● Work to complete: Can you render every row below as a Markdown table with two columns, No. for the row number and Line for the row itself, leaving out any blank lines?

--- start of Source data ---

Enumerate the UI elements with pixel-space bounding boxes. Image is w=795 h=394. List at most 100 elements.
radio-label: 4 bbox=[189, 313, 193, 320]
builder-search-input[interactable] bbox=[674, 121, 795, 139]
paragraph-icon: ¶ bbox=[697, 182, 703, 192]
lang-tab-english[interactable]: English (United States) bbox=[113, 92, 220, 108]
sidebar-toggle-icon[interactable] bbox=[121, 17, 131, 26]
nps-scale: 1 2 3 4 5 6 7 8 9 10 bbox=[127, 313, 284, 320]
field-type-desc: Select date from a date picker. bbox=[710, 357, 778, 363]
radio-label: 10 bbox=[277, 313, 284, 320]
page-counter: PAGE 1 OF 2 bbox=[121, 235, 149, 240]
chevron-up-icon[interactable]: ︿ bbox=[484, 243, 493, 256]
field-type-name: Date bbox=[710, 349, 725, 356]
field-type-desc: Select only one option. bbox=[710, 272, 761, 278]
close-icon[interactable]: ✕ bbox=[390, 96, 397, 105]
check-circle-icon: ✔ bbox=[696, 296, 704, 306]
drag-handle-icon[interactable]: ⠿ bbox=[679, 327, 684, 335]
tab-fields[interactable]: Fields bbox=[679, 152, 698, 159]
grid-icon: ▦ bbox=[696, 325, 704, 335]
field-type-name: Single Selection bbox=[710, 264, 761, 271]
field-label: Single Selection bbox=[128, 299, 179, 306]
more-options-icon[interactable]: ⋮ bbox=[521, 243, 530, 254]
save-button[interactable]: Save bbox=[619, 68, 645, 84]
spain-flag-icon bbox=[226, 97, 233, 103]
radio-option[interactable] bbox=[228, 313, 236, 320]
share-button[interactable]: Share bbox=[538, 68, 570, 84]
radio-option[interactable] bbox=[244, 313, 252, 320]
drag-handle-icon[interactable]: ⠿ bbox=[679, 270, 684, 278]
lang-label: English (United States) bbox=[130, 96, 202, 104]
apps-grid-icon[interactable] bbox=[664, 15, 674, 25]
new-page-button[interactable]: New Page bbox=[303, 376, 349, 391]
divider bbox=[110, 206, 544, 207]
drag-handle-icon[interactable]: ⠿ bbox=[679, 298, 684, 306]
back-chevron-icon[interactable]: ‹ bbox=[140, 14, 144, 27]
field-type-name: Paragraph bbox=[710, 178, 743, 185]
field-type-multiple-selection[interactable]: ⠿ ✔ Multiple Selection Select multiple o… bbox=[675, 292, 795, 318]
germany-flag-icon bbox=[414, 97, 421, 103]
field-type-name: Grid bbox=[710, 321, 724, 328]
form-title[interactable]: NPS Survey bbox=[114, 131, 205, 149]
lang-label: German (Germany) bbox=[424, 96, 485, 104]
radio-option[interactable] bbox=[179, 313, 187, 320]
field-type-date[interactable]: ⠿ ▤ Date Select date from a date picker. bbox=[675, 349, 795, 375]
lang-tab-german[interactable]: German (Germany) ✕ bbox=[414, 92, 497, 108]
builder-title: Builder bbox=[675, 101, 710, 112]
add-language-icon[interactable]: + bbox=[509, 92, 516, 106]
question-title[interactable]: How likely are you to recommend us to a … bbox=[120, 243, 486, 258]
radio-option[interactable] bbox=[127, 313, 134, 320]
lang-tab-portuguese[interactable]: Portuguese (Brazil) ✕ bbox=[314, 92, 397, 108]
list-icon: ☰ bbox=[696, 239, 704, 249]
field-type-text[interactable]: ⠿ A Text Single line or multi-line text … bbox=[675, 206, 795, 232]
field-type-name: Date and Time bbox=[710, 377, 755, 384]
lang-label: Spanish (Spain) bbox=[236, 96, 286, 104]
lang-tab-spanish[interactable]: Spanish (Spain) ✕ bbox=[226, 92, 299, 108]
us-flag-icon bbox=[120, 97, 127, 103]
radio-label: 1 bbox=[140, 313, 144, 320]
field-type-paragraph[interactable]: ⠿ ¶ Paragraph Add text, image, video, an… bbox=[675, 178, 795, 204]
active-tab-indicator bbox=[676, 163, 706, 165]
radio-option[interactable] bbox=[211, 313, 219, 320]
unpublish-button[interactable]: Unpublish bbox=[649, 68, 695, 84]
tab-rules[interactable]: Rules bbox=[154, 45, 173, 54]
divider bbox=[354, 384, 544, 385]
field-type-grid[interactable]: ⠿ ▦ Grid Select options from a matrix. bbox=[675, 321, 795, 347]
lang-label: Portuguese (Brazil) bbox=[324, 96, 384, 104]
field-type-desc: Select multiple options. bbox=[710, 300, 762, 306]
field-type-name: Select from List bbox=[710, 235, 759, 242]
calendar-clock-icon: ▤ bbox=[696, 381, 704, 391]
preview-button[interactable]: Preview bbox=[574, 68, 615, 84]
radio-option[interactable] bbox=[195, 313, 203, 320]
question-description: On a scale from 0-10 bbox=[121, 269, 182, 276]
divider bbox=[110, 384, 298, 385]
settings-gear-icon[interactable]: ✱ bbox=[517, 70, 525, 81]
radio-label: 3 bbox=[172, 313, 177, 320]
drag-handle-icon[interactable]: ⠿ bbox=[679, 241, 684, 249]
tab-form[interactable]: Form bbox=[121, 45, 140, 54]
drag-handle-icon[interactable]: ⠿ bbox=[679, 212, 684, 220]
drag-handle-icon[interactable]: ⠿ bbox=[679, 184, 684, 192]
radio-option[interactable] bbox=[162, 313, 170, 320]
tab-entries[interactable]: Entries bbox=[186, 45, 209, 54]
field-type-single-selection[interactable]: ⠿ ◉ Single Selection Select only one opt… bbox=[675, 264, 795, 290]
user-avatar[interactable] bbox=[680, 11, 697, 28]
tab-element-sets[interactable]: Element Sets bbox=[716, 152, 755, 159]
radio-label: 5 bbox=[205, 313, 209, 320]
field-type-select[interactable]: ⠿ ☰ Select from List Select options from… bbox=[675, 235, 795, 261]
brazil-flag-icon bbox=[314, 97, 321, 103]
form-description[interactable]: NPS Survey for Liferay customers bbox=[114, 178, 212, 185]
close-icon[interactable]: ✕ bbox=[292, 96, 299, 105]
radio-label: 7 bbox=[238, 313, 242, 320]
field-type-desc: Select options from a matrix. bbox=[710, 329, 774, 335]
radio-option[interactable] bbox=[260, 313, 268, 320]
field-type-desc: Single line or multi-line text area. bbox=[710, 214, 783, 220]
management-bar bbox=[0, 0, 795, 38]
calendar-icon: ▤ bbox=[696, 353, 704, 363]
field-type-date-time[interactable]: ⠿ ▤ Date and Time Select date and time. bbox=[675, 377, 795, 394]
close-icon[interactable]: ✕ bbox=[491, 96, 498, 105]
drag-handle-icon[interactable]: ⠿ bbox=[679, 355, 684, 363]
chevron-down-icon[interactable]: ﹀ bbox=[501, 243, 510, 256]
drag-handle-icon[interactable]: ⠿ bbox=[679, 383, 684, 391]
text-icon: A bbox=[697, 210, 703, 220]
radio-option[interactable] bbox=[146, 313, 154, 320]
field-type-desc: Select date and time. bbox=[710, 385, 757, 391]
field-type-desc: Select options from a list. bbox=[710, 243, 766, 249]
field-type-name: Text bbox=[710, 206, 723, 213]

--- end of Source data ---

● Response for this exercise:
| No. | Line |
|---|---|
| 1 | Enumerate the UI elements with pixel-space bounding boxes. Image is w=795 h=394. List at most 100 elements. |
| 2 | radio-label: 4 bbox=[189, 313, 193, 320] |
| 3 | builder-search-input[interactable] bbox=[674, 121, 795, 139] |
| 4 | paragraph-icon: ¶ bbox=[697, 182, 703, 192] |
| 5 | lang-tab-english[interactable]: English (United States) bbox=[113, 92, 220, 108] |
| 6 | sidebar-toggle-icon[interactable] bbox=[121, 17, 131, 26] |
| 7 | nps-scale: 1 2 3 4 5 6 7 8 9 10 bbox=[127, 313, 284, 320] |
| 8 | field-type-desc: Select date from a date picker. bbox=[710, 357, 778, 363] |
| 9 | radio-label: 10 bbox=[277, 313, 284, 320] |
| 10 | page-counter: PAGE 1 OF 2 bbox=[121, 235, 149, 240] |
| 11 | chevron-up-icon[interactable]: ︿ bbox=[484, 243, 493, 256] |
| 12 | field-type-name: Date bbox=[710, 349, 725, 356] |
| 13 | field-type-desc: Select only one option. bbox=[710, 272, 761, 278] |
| 14 | close-icon[interactable]: ✕ bbox=[390, 96, 397, 105] |
| 15 | check-circle-icon: ✔ bbox=[696, 296, 704, 306] |
| 16 | drag-handle-icon[interactable]: ⠿ bbox=[679, 327, 684, 335] |
| 17 | tab-fields[interactable]: Fields bbox=[679, 152, 698, 159] |
| 18 | grid-icon: ▦ bbox=[696, 325, 704, 335] |
| 19 | field-type-name: Single Selection bbox=[710, 264, 761, 271] |
| 20 | field-label: Single Selection bbox=[128, 299, 179, 306] |
| 21 | more-options-icon[interactable]: ⋮ bbox=[521, 243, 530, 254] |
| 22 | save-button[interactable]: Save bbox=[619, 68, 645, 84] |
| 23 | spain-flag-icon bbox=[226, 97, 233, 103] |
| 24 | radio-option[interactable] bbox=[228, 313, 236, 320] |
| 25 | share-button[interactable]: Share bbox=[538, 68, 570, 84] |
| 26 | radio-option[interactable] bbox=[244, 313, 252, 320] |
| 27 | drag-handle-icon[interactable]: ⠿ bbox=[679, 270, 684, 278] |
| 28 | lang-label: English (United States) bbox=[130, 96, 202, 104] |
| 29 | apps-grid-icon[interactable] bbox=[664, 15, 674, 25] |
| 30 | new-page-button[interactable]: New Page bbox=[303, 376, 349, 391] |
| 31 | divider bbox=[110, 206, 544, 207] |
| 32 | drag-handle-icon[interactable]: ⠿ bbox=[679, 298, 684, 306] |
| 33 | back-chevron-icon[interactable]: ‹ bbox=[140, 14, 144, 27] |
| 34 | field-type-name: Paragraph bbox=[710, 178, 743, 185] |
| 35 | field-type-multiple-selection[interactable]: ⠿ ✔ Multiple Selection Select multiple o… bbox=[675, 292, 795, 318] |
| 36 | germany-flag-icon bbox=[414, 97, 421, 103] |
| 37 | field-type-name: Grid bbox=[710, 321, 724, 328] |
| 38 | form-title[interactable]: NPS Survey bbox=[114, 131, 205, 149] |
| 39 | lang-label: German (Germany) bbox=[424, 96, 485, 104] |
| 40 | radio-option[interactable] bbox=[179, 313, 187, 320] |
| 41 | field-type-date[interactable]: ⠿ ▤ Date Select date from a date picker. bbox=[675, 349, 795, 375] |
| 42 | lang-tab-german[interactable]: German (Germany) ✕ bbox=[414, 92, 497, 108] |
| 43 | builder-title: Builder bbox=[675, 101, 710, 112] |
| 44 | add-language-icon[interactable]: + bbox=[509, 92, 516, 106] |
| 45 | question-title[interactable]: How likely are you to recommend us to a … bbox=[120, 243, 486, 258] |
| 46 | radio-option[interactable] bbox=[127, 313, 134, 320] |
| 47 | lang-tab-portuguese[interactable]: Portuguese (Brazil) ✕ bbox=[314, 92, 397, 108] |
| 48 | list-icon: ☰ bbox=[696, 239, 704, 249] |
| 49 | field-type-text[interactable]: ⠿ A Text Single line or multi-line text … bbox=[675, 206, 795, 232] |
| 50 | field-type-name: Date and Time bbox=[710, 377, 755, 384] |
| 51 | lang-label: Spanish (Spain) bbox=[236, 96, 286, 104] |
| 52 | lang-tab-spanish[interactable]: Spanish (Spain) ✕ bbox=[226, 92, 299, 108] |
| 53 | us-flag-icon bbox=[120, 97, 127, 103] |
| 54 | radio-label: 1 bbox=[140, 313, 144, 320] |
| 55 | field-type-paragraph[interactable]: ⠿ ¶ Paragraph Add text, image, video, an… bbox=[675, 178, 795, 204] |
| 56 | active-tab-indicator bbox=[676, 163, 706, 165] |
| 57 | radio-option[interactable] bbox=[211, 313, 219, 320] |
| 58 | unpublish-button[interactable]: Unpublish bbox=[649, 68, 695, 84] |
| 59 | tab-rules[interactable]: Rules bbox=[154, 45, 173, 54] |
| 60 | divider bbox=[354, 384, 544, 385] |
| 61 | field-type-grid[interactable]: ⠿ ▦ Grid Select options from a matrix. bbox=[675, 321, 795, 347] |
| 62 | lang-label: Portuguese (Brazil) bbox=[324, 96, 384, 104] |
| 63 | field-type-desc: Select multiple options. bbox=[710, 300, 762, 306] |
| 64 | field-type-name: Select from List bbox=[710, 235, 759, 242] |
| 65 | calendar-clock-icon: ▤ bbox=[696, 381, 704, 391] |
| 66 | preview-button[interactable]: Preview bbox=[574, 68, 615, 84] |
| 67 | radio-option[interactable] bbox=[195, 313, 203, 320] |
| 68 | question-description: On a scale from 0-10 bbox=[121, 269, 182, 276] |
| 69 | divider bbox=[110, 384, 298, 385] |
| 70 | settings-gear-icon[interactable]: ✱ bbox=[517, 70, 525, 81] |
| 71 | radio-label: 3 bbox=[172, 313, 177, 320] |
| 72 | drag-handle-icon[interactable]: ⠿ bbox=[679, 241, 684, 249] |
| 73 | tab-form[interactable]: Form bbox=[121, 45, 140, 54] |
| 74 | drag-handle-icon[interactable]: ⠿ bbox=[679, 212, 684, 220] |
| 75 | drag-handle-icon[interactable]: ⠿ bbox=[679, 184, 684, 192] |
| 76 | radio-option[interactable] bbox=[162, 313, 170, 320] |
| 77 | tab-entries[interactable]: Entries bbox=[186, 45, 209, 54] |
| 78 | field-type-single-selection[interactable]: ⠿ ◉ Single Selection Select only one opt… bbox=[675, 264, 795, 290] |
| 79 | user-avatar[interactable] bbox=[680, 11, 697, 28] |
| 80 | tab-element-sets[interactable]: Element Sets bbox=[716, 152, 755, 159] |
| 81 | radio-label: 5 bbox=[205, 313, 209, 320] |
| 82 | field-type-select[interactable]: ⠿ ☰ Select from List Select options from… bbox=[675, 235, 795, 261] |
| 83 | brazil-flag-icon bbox=[314, 97, 321, 103] |
| 84 | form-description[interactable]: NPS Survey for Liferay customers bbox=[114, 178, 212, 185] |
| 85 | close-icon[interactable]: ✕ bbox=[292, 96, 299, 105] |
| 86 | radio-label: 7 bbox=[238, 313, 242, 320] |
| 87 | field-type-desc: Select options from a matrix. bbox=[710, 329, 774, 335] |
| 88 | radio-option[interactable] bbox=[260, 313, 268, 320] |
| 89 | field-type-desc: Single line or multi-line text area. bbox=[710, 214, 783, 220] |
| 90 | management-bar bbox=[0, 0, 795, 38] |
| 91 | calendar-icon: ▤ bbox=[696, 353, 704, 363] |
| 92 | field-type-date-time[interactable]: ⠿ ▤ Date and Time Select date and time. bbox=[675, 377, 795, 394] |
| 93 | close-icon[interactable]: ✕ bbox=[491, 96, 498, 105] |
| 94 | drag-handle-icon[interactable]: ⠿ bbox=[679, 355, 684, 363] |
| 95 | chevron-down-icon[interactable]: ﹀ bbox=[501, 243, 510, 256] |
| 96 | drag-handle-icon[interactable]: ⠿ bbox=[679, 383, 684, 391] |
| 97 | text-icon: A bbox=[697, 210, 703, 220] |
| 98 | radio-option[interactable] bbox=[146, 313, 154, 320] |
| 99 | field-type-desc: Select date and time. bbox=[710, 385, 757, 391] |
| 100 | field-type-desc: Select options from a list. bbox=[710, 243, 766, 249] |
| 101 | field-type-name: Text bbox=[710, 206, 723, 213] |